- _Goal_: Copy out each line that includes the word "observation".

- _Extracted records_:
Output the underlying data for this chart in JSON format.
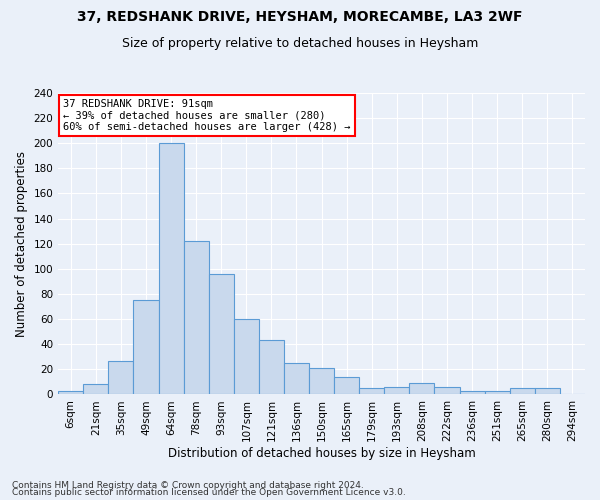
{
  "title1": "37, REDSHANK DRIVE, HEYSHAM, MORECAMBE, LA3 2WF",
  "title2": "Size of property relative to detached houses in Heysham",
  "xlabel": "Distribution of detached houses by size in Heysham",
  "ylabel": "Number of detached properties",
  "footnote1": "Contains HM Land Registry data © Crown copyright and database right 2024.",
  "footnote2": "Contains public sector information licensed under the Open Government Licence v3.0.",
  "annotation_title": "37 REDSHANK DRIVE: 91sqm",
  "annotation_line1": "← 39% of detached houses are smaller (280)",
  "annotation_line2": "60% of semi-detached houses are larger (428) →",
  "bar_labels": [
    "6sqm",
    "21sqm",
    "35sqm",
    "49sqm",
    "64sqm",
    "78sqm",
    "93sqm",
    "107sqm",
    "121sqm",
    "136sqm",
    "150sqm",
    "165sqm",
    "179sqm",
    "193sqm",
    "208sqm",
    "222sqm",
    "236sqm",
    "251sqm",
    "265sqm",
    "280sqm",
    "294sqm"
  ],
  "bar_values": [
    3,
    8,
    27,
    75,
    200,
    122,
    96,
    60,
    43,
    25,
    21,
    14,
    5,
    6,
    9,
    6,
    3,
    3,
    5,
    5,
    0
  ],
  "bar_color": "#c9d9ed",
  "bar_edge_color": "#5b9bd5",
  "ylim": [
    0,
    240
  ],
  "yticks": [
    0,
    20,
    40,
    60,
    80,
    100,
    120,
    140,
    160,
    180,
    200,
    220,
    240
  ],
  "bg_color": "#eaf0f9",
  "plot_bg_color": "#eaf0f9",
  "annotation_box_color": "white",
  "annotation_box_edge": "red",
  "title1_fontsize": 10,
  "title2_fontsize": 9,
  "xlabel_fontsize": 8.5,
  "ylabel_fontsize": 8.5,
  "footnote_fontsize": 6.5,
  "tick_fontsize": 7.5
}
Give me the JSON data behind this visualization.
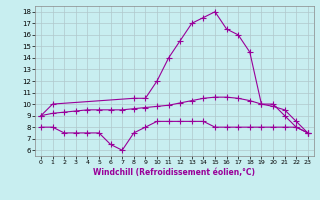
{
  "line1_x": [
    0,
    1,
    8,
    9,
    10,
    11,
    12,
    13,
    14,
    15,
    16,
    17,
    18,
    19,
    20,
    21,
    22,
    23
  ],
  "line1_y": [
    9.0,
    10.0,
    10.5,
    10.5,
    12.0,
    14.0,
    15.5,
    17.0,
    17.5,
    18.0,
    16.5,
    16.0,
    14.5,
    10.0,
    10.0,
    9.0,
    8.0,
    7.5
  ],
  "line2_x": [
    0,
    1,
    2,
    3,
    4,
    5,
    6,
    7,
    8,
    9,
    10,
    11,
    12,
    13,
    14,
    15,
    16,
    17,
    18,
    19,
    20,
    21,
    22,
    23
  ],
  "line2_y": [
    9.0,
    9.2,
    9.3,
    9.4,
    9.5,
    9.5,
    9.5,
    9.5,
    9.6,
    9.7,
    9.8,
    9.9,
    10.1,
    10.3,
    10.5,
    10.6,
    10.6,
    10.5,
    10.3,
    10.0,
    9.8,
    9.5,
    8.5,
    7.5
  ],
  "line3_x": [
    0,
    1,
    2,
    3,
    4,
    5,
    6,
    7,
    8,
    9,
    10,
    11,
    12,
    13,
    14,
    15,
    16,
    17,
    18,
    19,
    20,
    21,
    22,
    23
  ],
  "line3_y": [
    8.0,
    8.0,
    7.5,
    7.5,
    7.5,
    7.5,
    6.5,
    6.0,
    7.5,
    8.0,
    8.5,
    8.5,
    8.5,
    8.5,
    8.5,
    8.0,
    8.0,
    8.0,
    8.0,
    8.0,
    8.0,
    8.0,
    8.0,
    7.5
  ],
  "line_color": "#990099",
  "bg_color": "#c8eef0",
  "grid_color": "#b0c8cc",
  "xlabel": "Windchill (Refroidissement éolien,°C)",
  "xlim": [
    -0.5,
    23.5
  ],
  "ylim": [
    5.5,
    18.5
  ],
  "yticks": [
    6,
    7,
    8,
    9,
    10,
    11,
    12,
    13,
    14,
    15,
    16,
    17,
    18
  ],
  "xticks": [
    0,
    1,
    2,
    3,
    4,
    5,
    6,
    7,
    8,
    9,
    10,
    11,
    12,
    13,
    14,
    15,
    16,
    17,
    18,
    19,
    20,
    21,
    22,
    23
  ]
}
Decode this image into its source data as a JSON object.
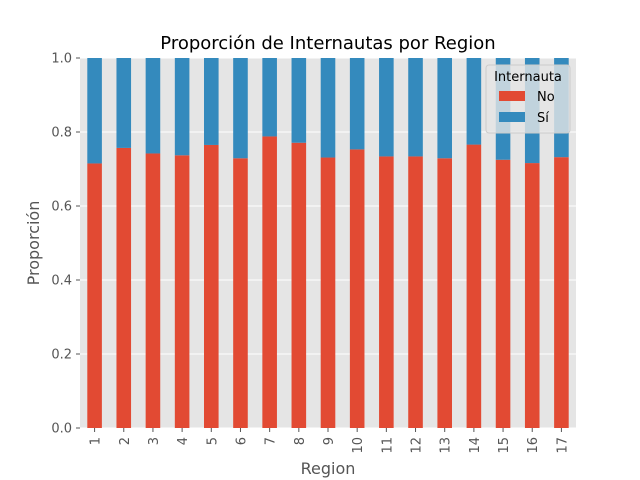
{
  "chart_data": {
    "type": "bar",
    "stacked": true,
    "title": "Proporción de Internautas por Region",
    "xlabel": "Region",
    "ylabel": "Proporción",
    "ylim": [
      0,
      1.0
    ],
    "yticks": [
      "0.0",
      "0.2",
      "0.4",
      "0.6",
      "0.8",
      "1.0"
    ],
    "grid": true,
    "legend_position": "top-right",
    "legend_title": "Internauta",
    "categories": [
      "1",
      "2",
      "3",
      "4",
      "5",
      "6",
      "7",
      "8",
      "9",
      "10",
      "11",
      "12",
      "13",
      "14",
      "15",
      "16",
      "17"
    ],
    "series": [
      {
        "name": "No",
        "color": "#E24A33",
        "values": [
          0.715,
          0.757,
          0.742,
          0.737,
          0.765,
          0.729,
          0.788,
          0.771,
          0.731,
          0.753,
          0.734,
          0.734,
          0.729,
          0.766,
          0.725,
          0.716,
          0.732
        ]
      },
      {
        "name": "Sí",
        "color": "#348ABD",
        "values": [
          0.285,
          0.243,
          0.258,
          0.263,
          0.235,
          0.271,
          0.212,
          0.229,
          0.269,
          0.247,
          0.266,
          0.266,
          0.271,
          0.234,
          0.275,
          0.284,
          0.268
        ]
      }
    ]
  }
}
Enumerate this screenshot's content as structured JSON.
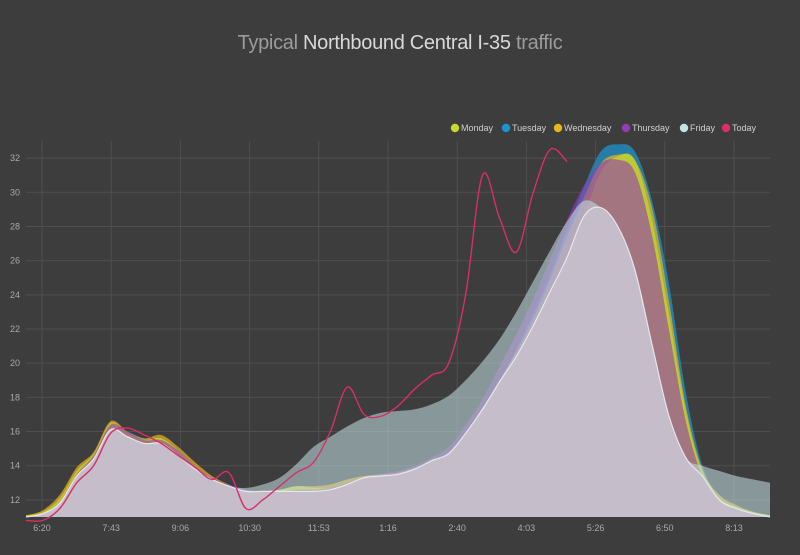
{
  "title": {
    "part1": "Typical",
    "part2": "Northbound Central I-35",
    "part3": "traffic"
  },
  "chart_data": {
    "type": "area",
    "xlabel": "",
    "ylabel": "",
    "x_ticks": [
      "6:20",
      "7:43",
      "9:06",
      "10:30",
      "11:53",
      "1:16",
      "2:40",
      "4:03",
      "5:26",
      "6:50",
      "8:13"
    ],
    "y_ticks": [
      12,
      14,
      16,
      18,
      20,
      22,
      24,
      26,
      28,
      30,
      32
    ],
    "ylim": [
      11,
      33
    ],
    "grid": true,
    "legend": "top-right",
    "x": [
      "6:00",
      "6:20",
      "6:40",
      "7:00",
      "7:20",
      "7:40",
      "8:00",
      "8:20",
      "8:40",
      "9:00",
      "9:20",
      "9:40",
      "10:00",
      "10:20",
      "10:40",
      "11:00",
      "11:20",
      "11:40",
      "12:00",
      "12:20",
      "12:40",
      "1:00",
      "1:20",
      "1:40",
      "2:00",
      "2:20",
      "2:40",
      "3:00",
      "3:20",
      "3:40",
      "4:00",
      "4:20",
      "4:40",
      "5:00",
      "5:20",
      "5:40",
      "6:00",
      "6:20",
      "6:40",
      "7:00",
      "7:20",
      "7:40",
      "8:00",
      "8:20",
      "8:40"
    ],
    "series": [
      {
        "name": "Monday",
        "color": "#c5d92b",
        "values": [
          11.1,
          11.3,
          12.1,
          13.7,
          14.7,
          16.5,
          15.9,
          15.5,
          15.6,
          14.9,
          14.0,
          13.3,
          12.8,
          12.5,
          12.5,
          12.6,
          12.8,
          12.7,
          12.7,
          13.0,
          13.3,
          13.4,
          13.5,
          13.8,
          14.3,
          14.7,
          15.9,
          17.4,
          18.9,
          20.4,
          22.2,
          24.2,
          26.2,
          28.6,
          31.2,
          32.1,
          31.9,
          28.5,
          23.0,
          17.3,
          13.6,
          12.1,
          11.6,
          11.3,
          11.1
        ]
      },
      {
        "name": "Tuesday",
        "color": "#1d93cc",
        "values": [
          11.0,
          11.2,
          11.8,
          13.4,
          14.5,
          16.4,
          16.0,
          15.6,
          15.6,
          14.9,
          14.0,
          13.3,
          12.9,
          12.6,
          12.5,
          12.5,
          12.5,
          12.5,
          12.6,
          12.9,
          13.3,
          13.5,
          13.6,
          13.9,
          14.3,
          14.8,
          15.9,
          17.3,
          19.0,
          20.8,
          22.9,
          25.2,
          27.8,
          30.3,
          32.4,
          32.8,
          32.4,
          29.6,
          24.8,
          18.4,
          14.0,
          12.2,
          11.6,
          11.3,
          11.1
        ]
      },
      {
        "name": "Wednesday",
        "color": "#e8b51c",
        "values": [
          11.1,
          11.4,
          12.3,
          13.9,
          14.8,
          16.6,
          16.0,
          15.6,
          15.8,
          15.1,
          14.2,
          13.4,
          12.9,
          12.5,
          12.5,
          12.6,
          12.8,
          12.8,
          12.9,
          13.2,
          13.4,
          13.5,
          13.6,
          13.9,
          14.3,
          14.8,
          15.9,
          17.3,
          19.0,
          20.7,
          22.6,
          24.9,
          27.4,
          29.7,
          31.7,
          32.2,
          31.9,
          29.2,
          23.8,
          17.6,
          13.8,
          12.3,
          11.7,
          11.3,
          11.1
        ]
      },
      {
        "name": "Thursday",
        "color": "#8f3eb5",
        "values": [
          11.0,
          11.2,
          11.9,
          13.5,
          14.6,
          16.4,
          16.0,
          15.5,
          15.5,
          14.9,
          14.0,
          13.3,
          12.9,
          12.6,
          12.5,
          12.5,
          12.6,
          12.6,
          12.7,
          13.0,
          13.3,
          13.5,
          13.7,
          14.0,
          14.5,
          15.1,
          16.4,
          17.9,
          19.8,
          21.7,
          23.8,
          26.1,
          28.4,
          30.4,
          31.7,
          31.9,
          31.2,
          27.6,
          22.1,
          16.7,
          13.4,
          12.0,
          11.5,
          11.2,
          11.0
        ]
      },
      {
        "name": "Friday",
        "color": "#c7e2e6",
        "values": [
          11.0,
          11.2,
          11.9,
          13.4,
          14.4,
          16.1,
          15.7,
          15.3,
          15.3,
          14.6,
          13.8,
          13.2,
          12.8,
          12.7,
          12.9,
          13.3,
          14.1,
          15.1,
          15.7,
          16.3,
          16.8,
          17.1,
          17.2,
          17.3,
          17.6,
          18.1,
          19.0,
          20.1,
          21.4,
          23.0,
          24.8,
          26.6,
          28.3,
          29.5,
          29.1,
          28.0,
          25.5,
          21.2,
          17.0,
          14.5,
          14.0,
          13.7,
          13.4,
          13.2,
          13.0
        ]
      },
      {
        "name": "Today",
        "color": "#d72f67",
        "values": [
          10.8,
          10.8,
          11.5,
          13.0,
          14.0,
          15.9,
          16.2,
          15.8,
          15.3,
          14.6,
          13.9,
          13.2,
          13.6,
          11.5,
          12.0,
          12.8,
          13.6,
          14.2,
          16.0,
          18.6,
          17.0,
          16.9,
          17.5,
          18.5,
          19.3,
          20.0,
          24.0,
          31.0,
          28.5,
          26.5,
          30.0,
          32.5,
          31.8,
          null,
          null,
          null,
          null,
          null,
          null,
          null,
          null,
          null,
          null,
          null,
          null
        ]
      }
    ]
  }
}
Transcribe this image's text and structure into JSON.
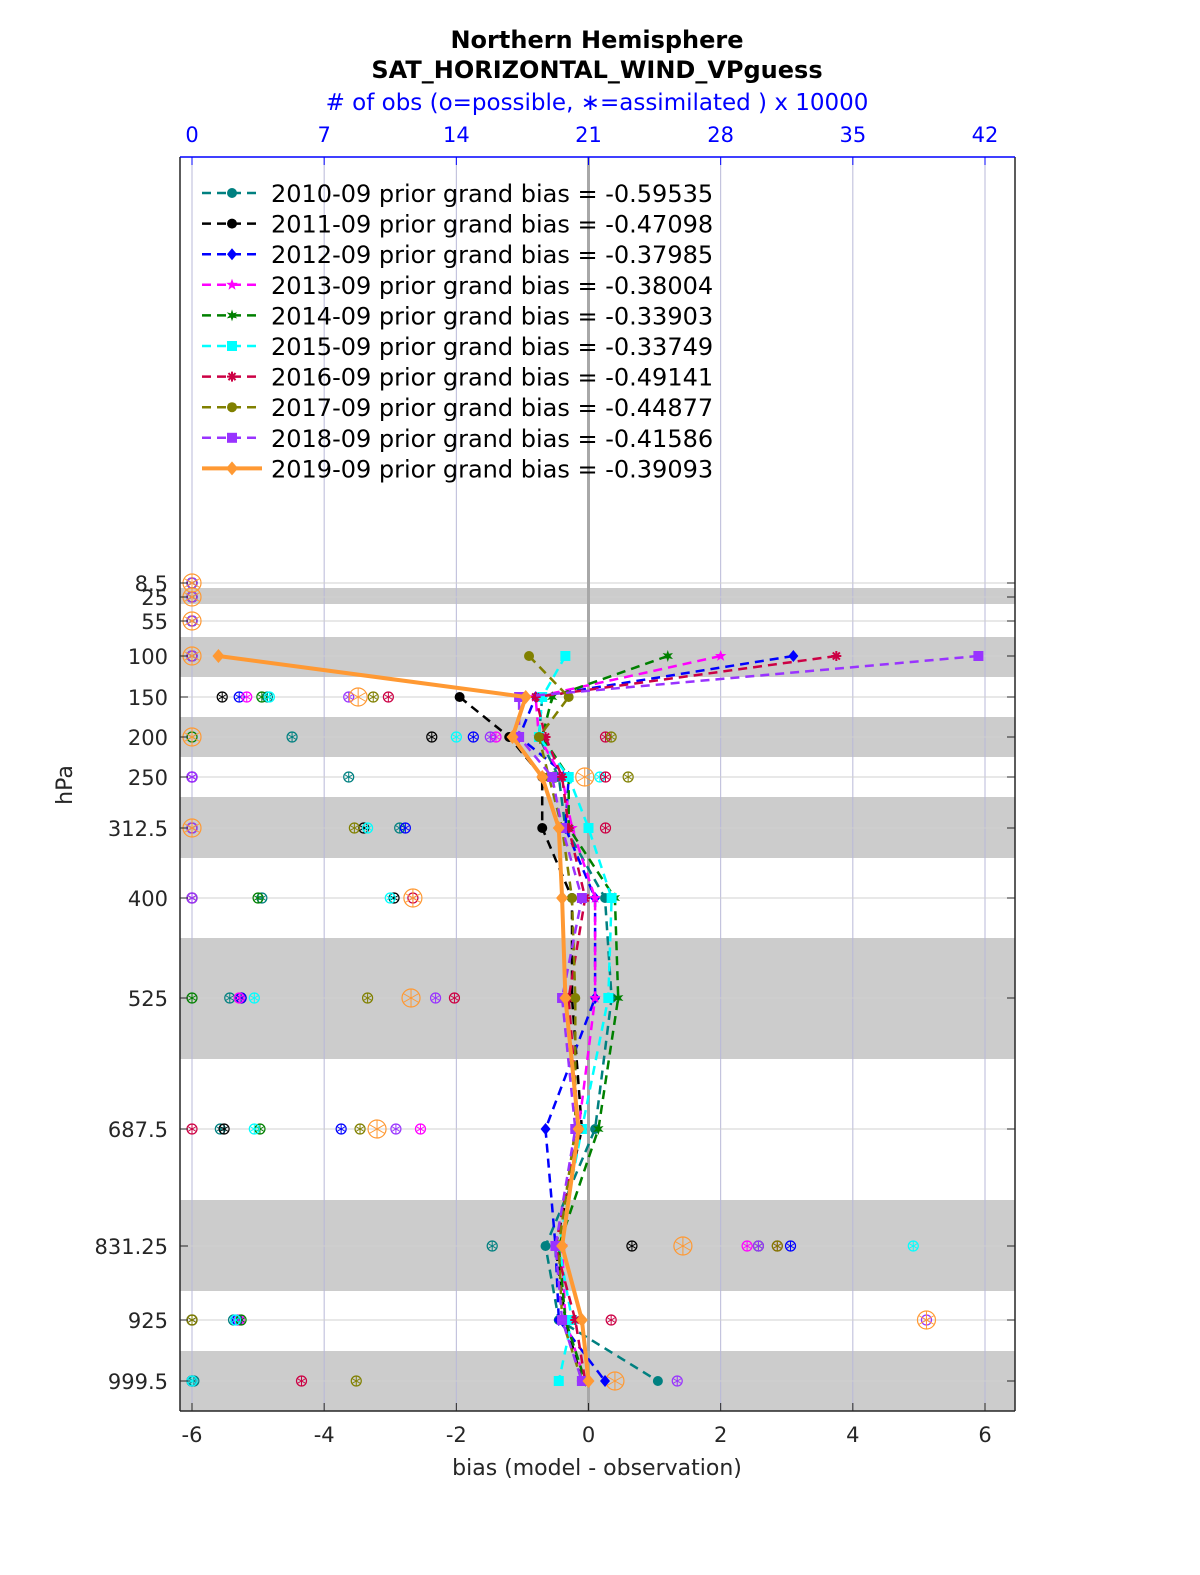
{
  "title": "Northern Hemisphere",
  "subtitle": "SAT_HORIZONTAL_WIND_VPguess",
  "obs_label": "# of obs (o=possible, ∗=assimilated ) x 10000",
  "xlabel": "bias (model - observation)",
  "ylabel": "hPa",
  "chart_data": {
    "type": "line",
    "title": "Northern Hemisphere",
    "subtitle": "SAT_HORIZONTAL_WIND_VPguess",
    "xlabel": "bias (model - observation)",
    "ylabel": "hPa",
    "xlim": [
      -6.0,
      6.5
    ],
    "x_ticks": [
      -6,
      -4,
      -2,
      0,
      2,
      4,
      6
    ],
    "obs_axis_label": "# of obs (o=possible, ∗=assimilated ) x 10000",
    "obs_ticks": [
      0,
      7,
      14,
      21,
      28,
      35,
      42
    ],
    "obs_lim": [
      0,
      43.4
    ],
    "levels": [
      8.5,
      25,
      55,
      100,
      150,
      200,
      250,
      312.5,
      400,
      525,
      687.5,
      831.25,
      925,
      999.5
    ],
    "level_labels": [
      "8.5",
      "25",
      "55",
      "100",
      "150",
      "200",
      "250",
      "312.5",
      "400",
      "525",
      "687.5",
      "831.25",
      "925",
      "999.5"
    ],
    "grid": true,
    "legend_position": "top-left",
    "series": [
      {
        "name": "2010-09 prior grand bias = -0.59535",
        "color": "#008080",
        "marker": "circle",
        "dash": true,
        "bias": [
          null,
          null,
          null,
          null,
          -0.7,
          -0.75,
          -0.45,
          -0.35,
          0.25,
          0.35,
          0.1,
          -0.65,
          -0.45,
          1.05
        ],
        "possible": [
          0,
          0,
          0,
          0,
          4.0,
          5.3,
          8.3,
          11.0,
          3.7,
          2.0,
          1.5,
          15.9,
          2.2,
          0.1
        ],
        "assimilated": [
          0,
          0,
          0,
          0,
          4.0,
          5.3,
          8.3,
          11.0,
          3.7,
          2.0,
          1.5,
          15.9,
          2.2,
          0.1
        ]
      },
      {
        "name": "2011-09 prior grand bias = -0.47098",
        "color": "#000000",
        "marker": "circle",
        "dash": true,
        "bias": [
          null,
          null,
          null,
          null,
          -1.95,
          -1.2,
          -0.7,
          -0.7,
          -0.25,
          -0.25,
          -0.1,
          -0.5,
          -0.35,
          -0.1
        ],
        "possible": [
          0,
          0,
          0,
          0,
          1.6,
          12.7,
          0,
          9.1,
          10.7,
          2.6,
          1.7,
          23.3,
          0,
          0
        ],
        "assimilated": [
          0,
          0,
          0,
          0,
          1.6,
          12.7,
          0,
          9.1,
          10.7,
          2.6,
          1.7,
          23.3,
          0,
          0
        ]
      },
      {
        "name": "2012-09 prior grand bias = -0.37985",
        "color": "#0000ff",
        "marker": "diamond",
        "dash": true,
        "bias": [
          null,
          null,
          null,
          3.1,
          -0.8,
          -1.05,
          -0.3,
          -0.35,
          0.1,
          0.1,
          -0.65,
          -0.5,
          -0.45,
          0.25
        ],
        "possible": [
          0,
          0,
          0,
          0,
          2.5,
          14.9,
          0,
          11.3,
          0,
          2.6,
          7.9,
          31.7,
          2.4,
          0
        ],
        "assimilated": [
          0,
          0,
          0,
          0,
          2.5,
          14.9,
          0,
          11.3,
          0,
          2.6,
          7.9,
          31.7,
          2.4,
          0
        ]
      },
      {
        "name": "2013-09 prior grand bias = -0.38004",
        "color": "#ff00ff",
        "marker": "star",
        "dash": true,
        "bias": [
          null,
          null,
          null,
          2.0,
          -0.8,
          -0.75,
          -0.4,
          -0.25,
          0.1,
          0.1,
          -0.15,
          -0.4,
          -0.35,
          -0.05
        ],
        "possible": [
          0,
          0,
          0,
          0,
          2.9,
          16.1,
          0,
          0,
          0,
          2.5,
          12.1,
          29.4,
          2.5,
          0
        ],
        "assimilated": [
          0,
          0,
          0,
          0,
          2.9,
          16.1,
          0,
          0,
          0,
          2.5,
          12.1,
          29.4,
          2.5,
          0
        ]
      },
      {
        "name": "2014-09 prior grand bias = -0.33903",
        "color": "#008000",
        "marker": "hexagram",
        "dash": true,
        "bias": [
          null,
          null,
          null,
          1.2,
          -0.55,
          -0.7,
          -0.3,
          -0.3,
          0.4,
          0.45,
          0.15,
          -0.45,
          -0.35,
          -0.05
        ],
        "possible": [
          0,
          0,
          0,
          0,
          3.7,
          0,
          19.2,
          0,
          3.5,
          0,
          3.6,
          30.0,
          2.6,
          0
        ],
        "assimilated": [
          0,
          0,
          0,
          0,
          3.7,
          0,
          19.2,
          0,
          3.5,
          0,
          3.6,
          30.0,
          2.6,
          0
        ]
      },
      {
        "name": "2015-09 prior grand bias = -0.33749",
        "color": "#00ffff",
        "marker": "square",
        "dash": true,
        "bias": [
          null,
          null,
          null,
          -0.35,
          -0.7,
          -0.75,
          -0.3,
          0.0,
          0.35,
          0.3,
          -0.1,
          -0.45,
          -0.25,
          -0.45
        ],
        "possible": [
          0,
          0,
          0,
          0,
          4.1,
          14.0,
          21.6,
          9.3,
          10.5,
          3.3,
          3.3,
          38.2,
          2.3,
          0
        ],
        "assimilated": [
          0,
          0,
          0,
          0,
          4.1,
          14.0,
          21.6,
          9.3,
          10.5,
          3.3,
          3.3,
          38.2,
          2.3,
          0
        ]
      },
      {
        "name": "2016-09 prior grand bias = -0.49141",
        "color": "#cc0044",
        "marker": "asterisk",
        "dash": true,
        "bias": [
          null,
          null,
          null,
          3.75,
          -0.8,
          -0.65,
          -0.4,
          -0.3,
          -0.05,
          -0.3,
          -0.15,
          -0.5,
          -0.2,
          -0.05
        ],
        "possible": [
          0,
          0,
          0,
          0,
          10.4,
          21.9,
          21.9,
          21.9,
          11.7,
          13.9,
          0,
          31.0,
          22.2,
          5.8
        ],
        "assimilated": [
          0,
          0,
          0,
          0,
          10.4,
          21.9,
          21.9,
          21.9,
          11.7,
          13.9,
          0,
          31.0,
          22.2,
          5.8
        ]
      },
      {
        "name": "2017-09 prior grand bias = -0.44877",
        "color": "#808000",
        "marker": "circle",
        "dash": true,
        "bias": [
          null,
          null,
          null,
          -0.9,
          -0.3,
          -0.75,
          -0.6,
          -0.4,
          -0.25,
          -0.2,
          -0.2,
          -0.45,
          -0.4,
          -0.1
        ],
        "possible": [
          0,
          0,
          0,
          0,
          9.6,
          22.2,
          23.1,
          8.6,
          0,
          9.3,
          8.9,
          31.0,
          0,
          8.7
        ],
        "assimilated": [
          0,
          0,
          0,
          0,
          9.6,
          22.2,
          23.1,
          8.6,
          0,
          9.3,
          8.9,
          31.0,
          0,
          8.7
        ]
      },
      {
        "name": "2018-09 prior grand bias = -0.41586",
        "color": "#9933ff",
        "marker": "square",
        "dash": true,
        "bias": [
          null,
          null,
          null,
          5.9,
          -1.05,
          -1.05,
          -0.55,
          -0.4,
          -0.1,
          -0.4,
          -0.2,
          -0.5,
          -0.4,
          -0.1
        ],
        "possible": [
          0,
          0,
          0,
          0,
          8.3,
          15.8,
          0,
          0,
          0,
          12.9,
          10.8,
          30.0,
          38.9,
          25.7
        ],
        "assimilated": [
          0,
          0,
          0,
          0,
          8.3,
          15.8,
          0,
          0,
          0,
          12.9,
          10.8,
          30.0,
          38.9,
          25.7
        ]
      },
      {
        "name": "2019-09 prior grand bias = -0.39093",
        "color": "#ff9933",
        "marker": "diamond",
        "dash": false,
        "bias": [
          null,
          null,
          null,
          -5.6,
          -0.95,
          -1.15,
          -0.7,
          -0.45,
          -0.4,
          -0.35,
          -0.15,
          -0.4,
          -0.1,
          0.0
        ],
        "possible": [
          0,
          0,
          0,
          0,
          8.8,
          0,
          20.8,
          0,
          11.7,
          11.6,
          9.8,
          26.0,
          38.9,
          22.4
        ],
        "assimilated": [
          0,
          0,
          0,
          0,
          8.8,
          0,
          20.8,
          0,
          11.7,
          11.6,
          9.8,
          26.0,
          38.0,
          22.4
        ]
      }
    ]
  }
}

- _Result of the exercise_:
  "xlabel": "bias (model - observation)",
    "xlabel": "bias (model - observation)",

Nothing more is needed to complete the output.